### Exercise prompt
Select from the data all lines with the word "even".

(Data excerpts)
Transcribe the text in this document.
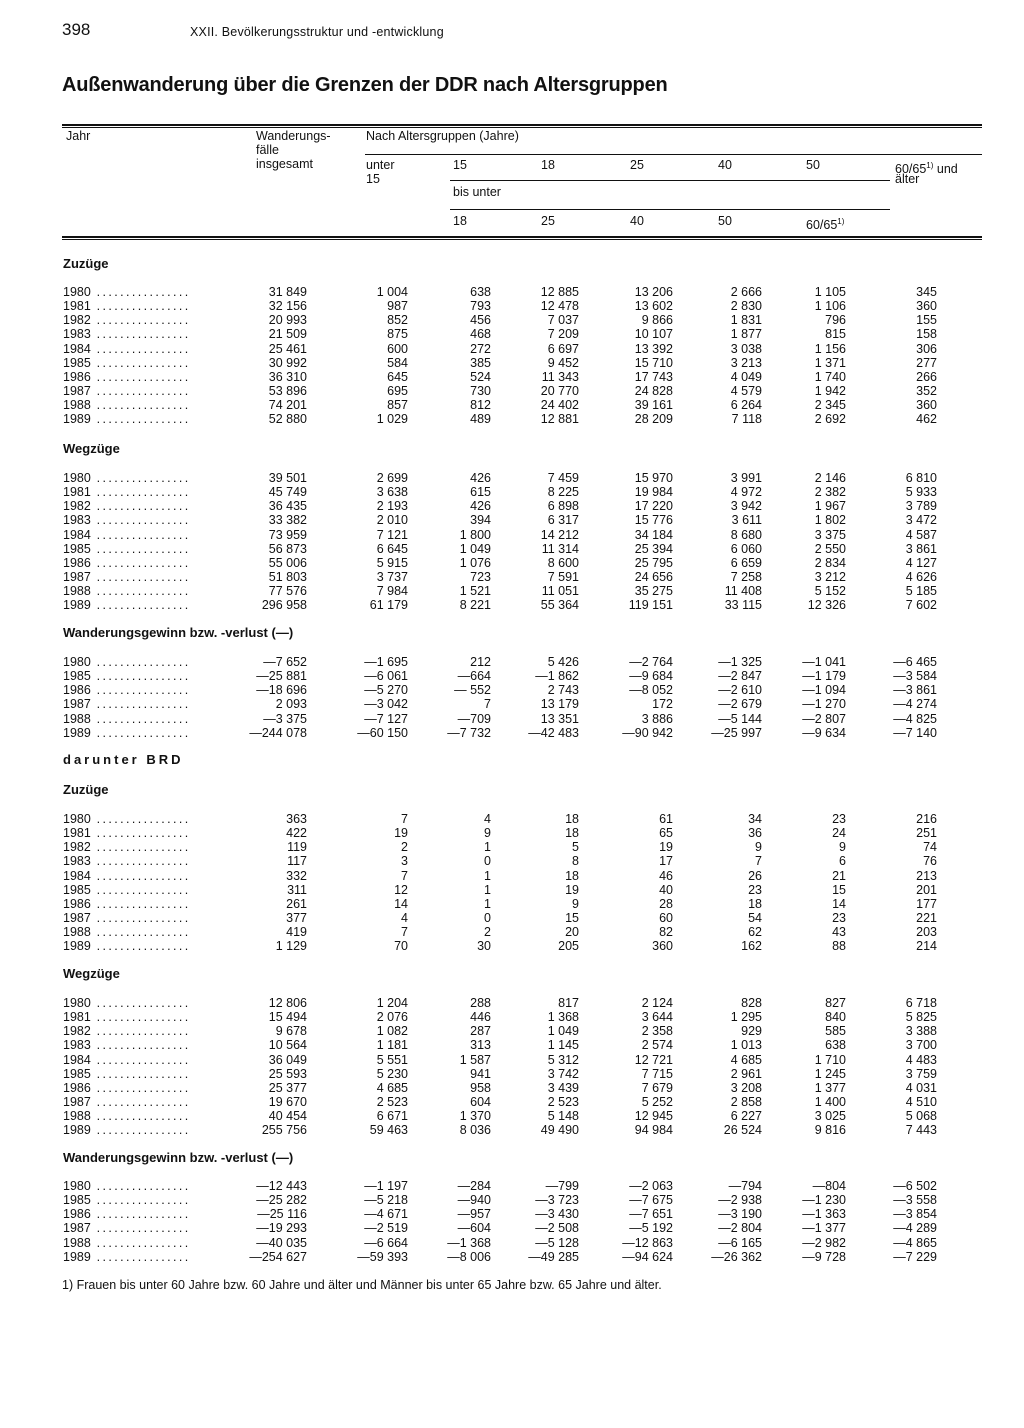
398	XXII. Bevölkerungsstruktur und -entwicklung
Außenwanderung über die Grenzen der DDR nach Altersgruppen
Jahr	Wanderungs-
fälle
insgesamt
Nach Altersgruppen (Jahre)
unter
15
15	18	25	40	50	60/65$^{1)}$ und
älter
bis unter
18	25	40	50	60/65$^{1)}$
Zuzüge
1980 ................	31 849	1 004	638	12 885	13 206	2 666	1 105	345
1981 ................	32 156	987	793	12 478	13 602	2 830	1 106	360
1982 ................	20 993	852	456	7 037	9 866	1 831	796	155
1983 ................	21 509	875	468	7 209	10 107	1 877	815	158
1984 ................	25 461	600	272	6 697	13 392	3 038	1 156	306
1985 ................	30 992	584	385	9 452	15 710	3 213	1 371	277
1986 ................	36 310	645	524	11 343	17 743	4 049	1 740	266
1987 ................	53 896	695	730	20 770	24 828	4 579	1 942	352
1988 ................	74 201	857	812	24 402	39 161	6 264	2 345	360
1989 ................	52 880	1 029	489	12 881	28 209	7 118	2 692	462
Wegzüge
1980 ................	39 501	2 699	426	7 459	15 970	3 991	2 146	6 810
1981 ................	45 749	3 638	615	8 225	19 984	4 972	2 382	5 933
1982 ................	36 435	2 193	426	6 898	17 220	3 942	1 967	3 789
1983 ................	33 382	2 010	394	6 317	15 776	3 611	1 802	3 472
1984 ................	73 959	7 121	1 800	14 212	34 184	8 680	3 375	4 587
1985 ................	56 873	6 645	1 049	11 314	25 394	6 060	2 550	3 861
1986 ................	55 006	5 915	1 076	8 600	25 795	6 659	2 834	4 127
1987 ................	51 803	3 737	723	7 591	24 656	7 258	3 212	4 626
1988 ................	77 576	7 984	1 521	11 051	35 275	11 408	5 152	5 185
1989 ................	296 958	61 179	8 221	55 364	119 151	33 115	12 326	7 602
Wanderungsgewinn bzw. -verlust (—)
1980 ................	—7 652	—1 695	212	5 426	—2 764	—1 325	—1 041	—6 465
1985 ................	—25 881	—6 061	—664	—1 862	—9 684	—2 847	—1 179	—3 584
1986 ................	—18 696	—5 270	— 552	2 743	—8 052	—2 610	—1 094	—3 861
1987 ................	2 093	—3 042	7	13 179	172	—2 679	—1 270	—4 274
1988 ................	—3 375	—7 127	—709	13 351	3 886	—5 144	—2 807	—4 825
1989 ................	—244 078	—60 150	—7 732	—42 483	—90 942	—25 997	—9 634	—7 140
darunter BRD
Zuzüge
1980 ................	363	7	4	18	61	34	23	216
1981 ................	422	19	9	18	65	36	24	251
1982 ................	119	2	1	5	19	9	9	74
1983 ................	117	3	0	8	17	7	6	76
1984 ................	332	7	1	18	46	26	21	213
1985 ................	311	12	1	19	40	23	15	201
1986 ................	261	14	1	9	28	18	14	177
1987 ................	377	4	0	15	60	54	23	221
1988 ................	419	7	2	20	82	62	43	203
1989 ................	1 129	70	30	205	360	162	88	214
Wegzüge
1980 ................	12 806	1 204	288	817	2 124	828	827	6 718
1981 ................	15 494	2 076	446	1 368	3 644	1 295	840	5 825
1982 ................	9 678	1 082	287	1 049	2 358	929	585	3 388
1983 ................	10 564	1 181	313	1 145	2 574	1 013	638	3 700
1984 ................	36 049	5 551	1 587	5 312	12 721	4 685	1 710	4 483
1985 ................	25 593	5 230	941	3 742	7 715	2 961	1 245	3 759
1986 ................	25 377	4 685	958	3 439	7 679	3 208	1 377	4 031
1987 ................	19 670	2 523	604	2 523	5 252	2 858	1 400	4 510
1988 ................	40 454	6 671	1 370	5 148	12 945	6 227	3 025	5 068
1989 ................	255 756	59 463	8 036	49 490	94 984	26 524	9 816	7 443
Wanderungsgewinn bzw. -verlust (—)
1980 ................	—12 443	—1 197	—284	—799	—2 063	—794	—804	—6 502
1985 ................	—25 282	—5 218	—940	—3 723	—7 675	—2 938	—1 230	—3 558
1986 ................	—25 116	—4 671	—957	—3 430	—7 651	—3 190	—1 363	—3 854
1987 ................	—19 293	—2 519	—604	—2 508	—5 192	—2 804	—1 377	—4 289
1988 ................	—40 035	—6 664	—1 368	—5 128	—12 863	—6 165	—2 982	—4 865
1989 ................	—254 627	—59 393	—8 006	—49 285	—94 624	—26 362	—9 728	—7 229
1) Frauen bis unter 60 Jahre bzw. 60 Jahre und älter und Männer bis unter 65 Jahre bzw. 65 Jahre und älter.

--

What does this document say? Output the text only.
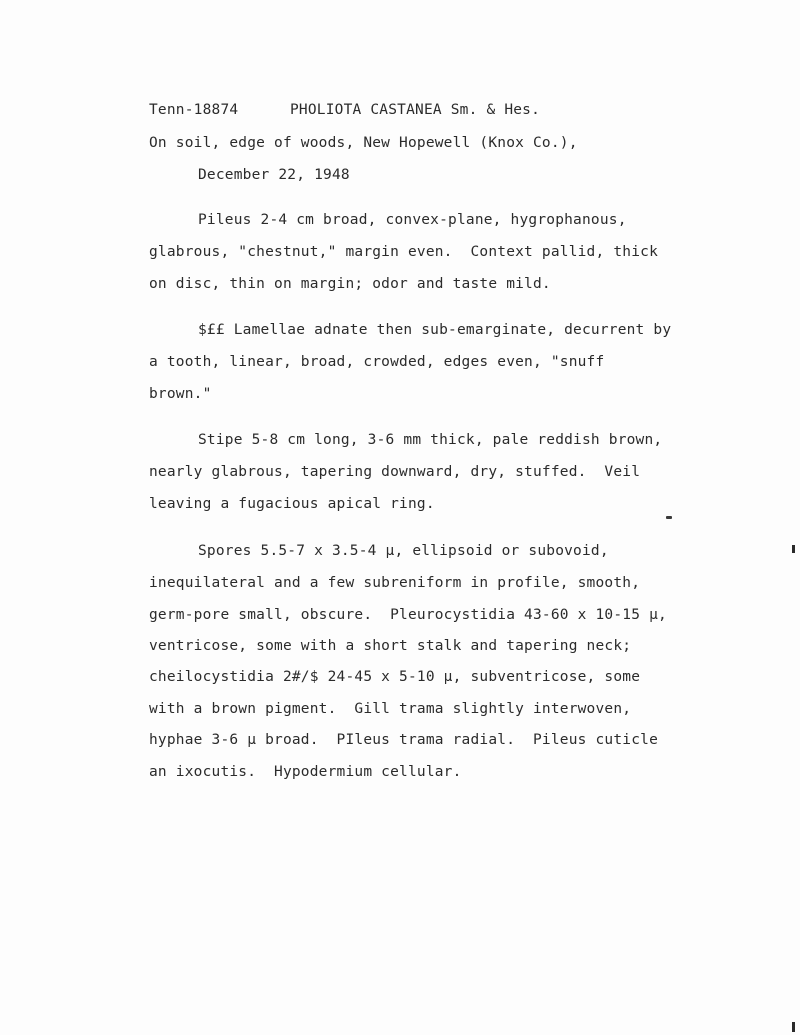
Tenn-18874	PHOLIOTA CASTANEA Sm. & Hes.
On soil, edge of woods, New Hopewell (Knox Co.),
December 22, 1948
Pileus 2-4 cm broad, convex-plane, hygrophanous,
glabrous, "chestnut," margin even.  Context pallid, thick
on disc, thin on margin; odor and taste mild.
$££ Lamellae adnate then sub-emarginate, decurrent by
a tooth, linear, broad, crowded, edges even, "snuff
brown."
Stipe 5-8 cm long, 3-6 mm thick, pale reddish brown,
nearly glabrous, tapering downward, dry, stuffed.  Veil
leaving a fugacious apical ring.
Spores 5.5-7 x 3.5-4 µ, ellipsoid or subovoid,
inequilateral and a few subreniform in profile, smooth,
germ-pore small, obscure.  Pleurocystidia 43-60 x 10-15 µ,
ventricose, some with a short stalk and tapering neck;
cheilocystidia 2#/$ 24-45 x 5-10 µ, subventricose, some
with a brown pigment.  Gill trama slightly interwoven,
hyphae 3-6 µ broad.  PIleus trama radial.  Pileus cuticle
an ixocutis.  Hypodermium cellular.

### Exercise result
glabrous, "chestnut," margin even.  Context pallid, thick
a tooth, linear, broad, crowded, edges even, "snuff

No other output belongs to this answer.